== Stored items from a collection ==
+---+
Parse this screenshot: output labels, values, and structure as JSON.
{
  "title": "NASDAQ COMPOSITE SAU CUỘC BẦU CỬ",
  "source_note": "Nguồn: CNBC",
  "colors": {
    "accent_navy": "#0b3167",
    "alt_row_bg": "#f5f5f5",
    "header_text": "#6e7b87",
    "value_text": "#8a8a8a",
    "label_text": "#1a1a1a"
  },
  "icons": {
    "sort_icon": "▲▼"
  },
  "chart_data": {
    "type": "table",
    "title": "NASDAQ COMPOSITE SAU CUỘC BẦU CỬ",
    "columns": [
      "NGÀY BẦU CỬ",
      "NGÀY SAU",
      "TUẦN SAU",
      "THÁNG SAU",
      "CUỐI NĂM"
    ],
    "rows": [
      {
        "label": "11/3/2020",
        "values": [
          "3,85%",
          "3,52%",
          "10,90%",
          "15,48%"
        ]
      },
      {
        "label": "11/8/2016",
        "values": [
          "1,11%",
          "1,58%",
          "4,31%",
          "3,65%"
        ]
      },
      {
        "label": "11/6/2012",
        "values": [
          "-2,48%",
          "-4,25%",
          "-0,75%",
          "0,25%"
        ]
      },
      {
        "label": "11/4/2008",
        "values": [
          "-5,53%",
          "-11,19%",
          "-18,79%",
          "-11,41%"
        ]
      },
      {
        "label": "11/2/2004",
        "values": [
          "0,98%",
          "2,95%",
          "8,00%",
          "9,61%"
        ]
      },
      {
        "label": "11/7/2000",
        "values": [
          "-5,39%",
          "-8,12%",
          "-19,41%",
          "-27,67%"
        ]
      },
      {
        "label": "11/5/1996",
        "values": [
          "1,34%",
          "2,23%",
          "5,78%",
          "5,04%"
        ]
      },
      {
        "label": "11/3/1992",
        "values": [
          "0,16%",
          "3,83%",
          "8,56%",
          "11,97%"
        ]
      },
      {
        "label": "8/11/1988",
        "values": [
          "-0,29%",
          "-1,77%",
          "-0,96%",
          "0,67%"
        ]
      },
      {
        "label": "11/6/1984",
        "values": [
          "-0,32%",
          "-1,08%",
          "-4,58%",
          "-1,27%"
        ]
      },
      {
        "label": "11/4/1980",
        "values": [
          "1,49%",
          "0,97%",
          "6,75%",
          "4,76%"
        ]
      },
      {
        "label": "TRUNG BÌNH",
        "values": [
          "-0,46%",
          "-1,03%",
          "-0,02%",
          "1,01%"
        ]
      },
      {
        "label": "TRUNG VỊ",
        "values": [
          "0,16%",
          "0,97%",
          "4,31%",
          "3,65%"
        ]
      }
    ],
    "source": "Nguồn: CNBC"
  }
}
+---+
== SHORT EXERCISE ==
Tell how many lines contain the word "NASDAQ", using only the number.

== RESPONSE TO THIS EXERCISE ==
2